- EXERCISE DIRECTIONS
Check the listing below for lines that hold "Systems". How many are there? Please give only the number.
* begin EXERCISE INPUTS *
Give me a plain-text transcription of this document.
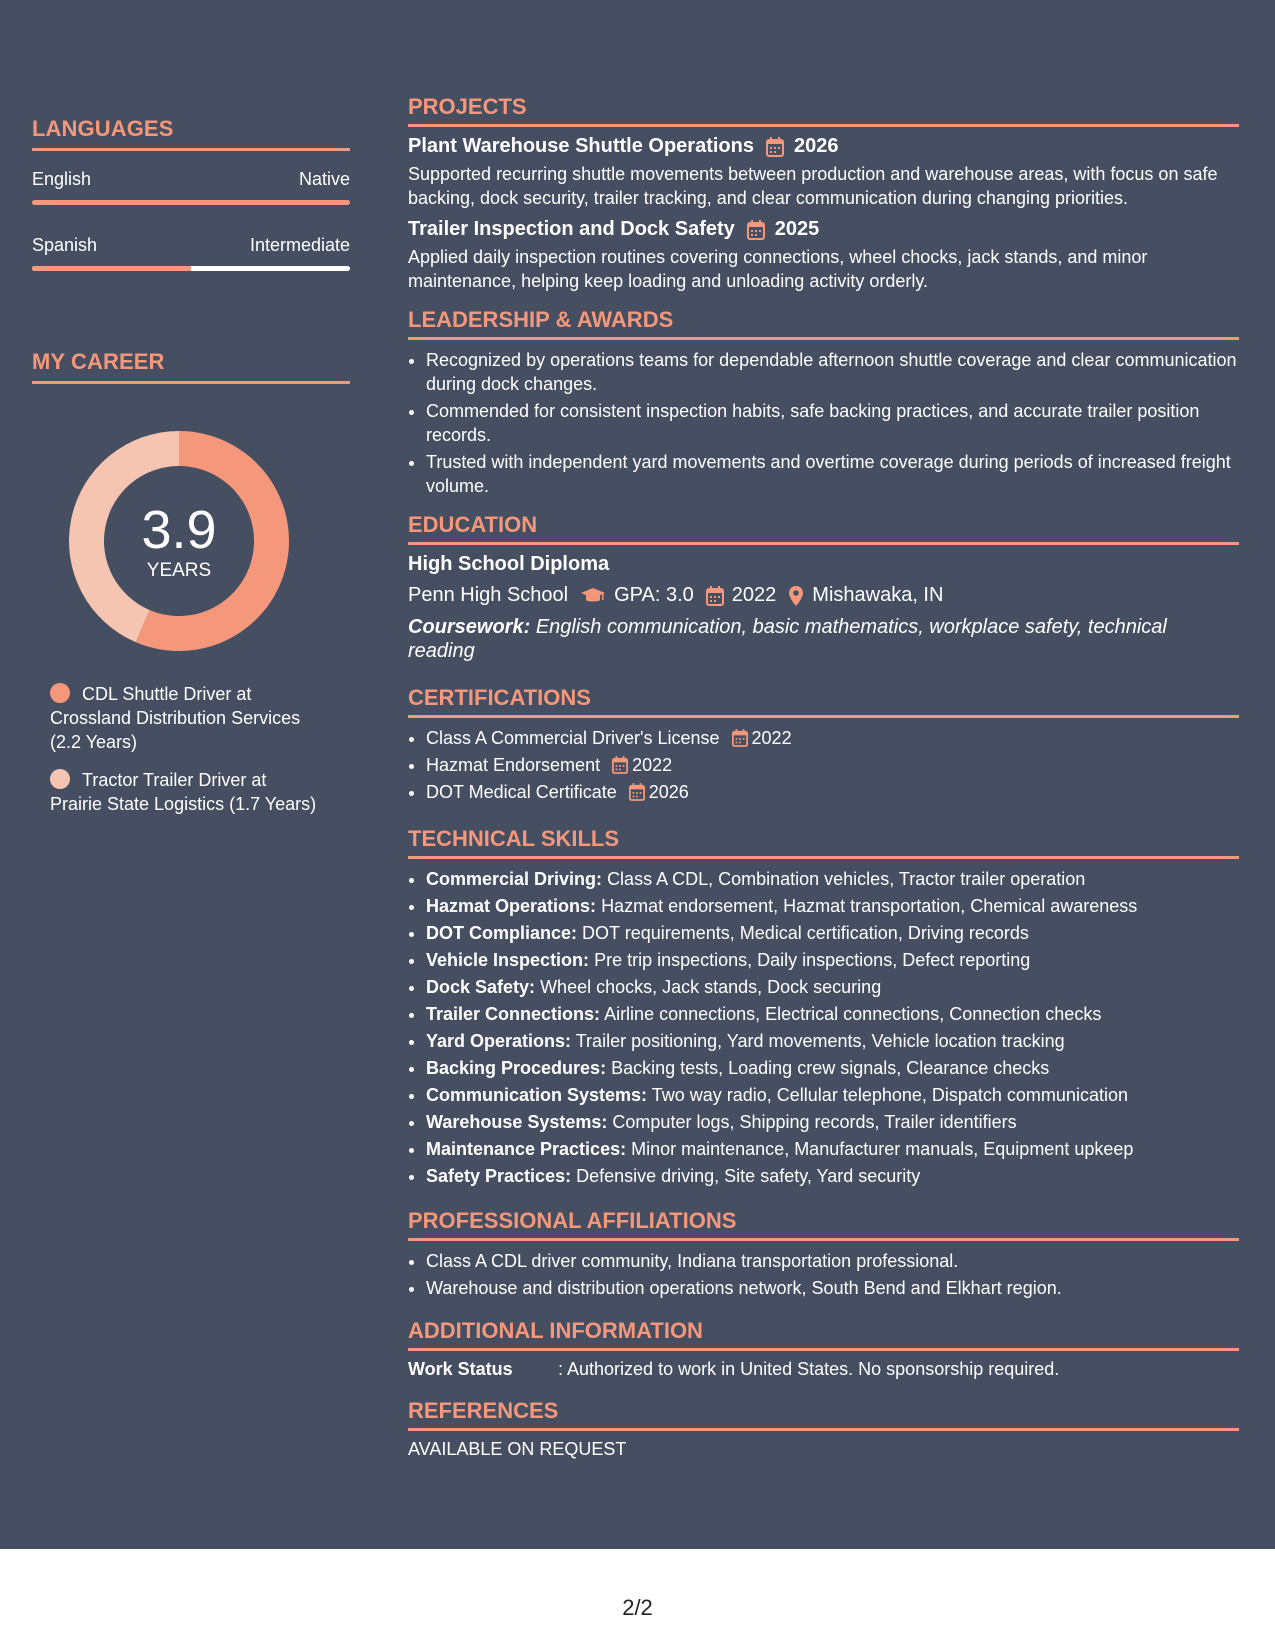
LANGUAGES
English	Native
Spanish	Intermediate
MY CAREER
3.9
YEARS
CDL Shuttle Driver at Crossland Distribution Services (2.2 Years)
Tractor Trailer Driver at Prairie State Logistics (1.7 Years)
PROJECTS
Plant Warehouse Shuttle Operations 2026

Supported recurring shuttle movements between production and warehouse areas, with focus on safe backing, dock security, trailer tracking, and clear communication during changing priorities.

Trailer Inspection and Dock Safety 2025

Applied daily inspection routines covering connections, wheel chocks, jack stands, and minor maintenance, helping keep loading and unloading activity orderly.

LEADERSHIP & AWARDS
• Recognized by operations teams for dependable afternoon shuttle coverage and clear communication during dock changes.
• Commended for consistent inspection habits, safe backing practices, and accurate trailer position records.
• Trusted with independent yard movements and overtime coverage during periods of increased freight volume.
EDUCATION
High School Diploma
Penn High School GPA: 3.0 2022 Mishawaka, IN

Coursework: English communication, basic mathematics, workplace safety, technical reading

CERTIFICATIONS
• Class A Commercial Driver's License 2022
• Hazmat Endorsement 2022
• DOT Medical Certificate 2026
TECHNICAL SKILLS
• Commercial Driving: Class A CDL, Combination vehicles, Tractor trailer operation
• Hazmat Operations: Hazmat endorsement, Hazmat transportation, Chemical awareness
• DOT Compliance: DOT requirements, Medical certification, Driving records
• Vehicle Inspection: Pre trip inspections, Daily inspections, Defect reporting
• Dock Safety: Wheel chocks, Jack stands, Dock securing
• Trailer Connections: Airline connections, Electrical connections, Connection checks
• Yard Operations: Trailer positioning, Yard movements, Vehicle location tracking
• Backing Procedures: Backing tests, Loading crew signals, Clearance checks
• Communication Systems: Two way radio, Cellular telephone, Dispatch communication
• Warehouse Systems: Computer logs, Shipping records, Trailer identifiers
• Maintenance Practices: Minor maintenance, Manufacturer manuals, Equipment upkeep
• Safety Practices: Defensive driving, Site safety, Yard security
PROFESSIONAL AFFILIATIONS
• Class A CDL driver community, Indiana transportation professional.
• Warehouse and distribution operations network, South Bend and Elkhart region.
ADDITIONAL INFORMATION
Work Status	: Authorized to work in United States. No sponsorship required.
REFERENCES
AVAILABLE ON REQUEST
2/2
* end EXERCISE INPUTS *
- RESULT FOR THIS EXERCISE
2